(Dataset excerpts)
-*-
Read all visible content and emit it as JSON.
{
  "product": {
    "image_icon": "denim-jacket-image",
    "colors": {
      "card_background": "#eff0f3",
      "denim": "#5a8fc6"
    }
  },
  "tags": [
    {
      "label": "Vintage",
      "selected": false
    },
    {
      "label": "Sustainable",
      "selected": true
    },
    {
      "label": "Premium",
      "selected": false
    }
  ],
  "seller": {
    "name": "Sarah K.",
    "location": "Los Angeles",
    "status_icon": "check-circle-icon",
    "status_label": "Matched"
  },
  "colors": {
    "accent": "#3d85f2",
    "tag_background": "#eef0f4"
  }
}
-*-
* **Prompt**
Copy all lines from the material that include "denim".

* **Expected output**
    "image_icon": "denim-jacket-image",
      "denim": "#5a8fc6"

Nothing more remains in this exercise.